Exercise directions: Copy, from the entries below, each line where the word "value" can be found.

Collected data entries
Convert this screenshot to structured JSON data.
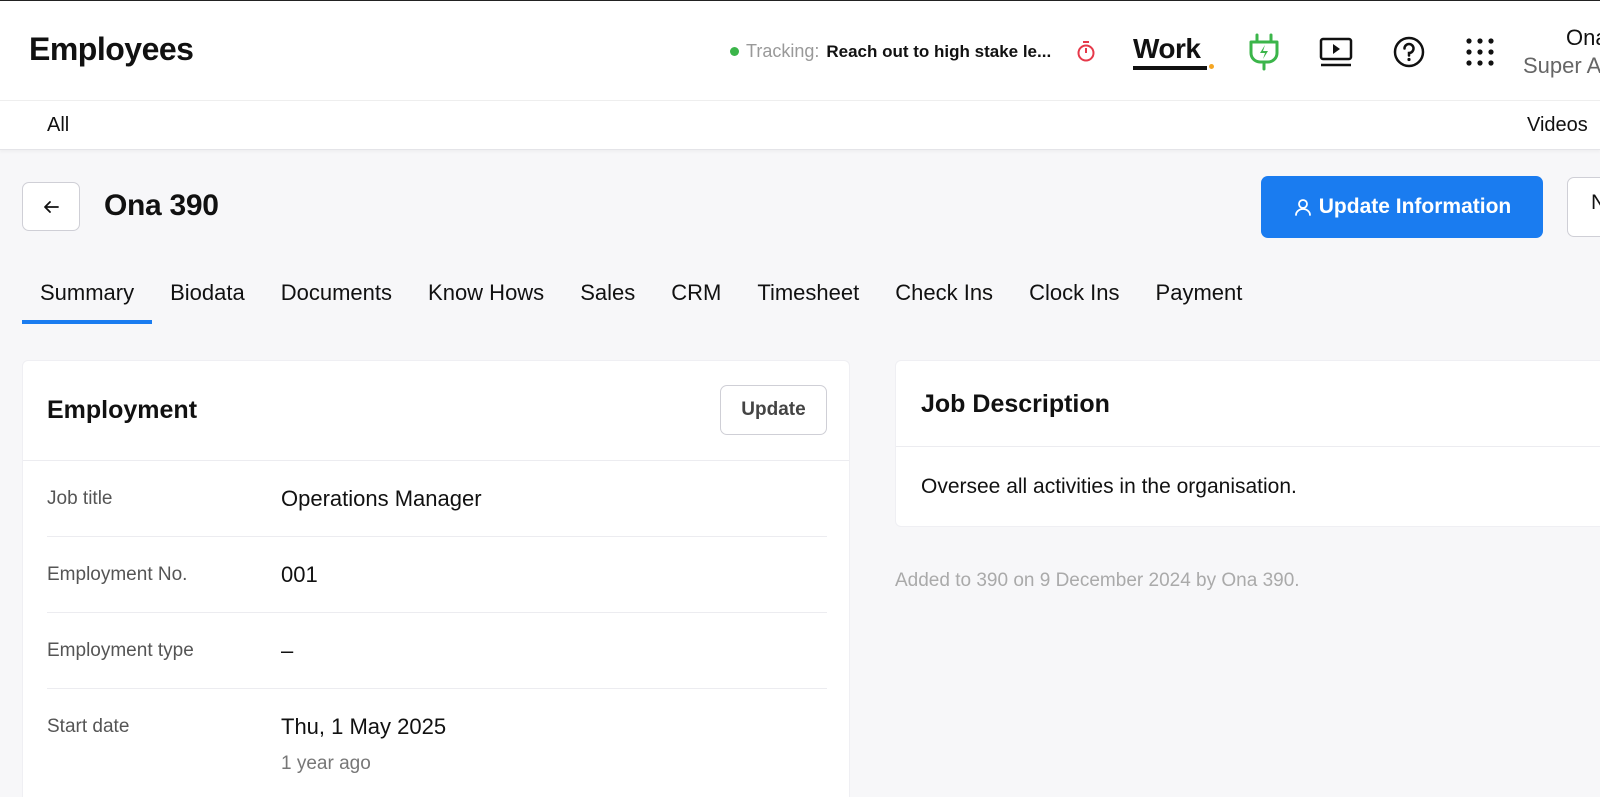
{
  "header": {
    "title": "Employees",
    "tracking_label": "Tracking:",
    "tracking_text": "Reach out to high stake le...",
    "work_logo": "Work",
    "user_name": "Ona",
    "user_role": "Super A"
  },
  "subnav": {
    "all": "All",
    "videos": "Videos"
  },
  "page": {
    "title": "Ona 390",
    "update_info_label": "Update Information",
    "next_label": "N"
  },
  "tabs": [
    "Summary",
    "Biodata",
    "Documents",
    "Know Hows",
    "Sales",
    "CRM",
    "Timesheet",
    "Check Ins",
    "Clock Ins",
    "Payment"
  ],
  "employment": {
    "title": "Employment",
    "update_label": "Update",
    "rows": [
      {
        "label": "Job title",
        "value": "Operations Manager"
      },
      {
        "label": "Employment No.",
        "value": "001"
      },
      {
        "label": "Employment type",
        "value": "–"
      },
      {
        "label": "Start date",
        "value": "Thu, 1 May 2025",
        "sub": "1 year ago"
      }
    ]
  },
  "job_description": {
    "title": "Job Description",
    "text": "Oversee all activities in the organisation."
  },
  "added_note": "Added to 390 on 9 December 2024 by Ona 390.",
  "colors": {
    "accent": "#1a7cf0",
    "tracking_dot": "#3bb54a",
    "plug_icon": "#3bb54a",
    "timer_icon": "#e6394a"
  },
  "icons": [
    "back-arrow-icon",
    "stopwatch-icon",
    "plug-icon",
    "video-play-icon",
    "help-icon",
    "apps-grid-icon",
    "user-icon"
  ]
}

Solution for this task:
        "value": "Operations Manager"
        "value": "001"
        "value": "–"
        "value": "Thu, 1 May 2025",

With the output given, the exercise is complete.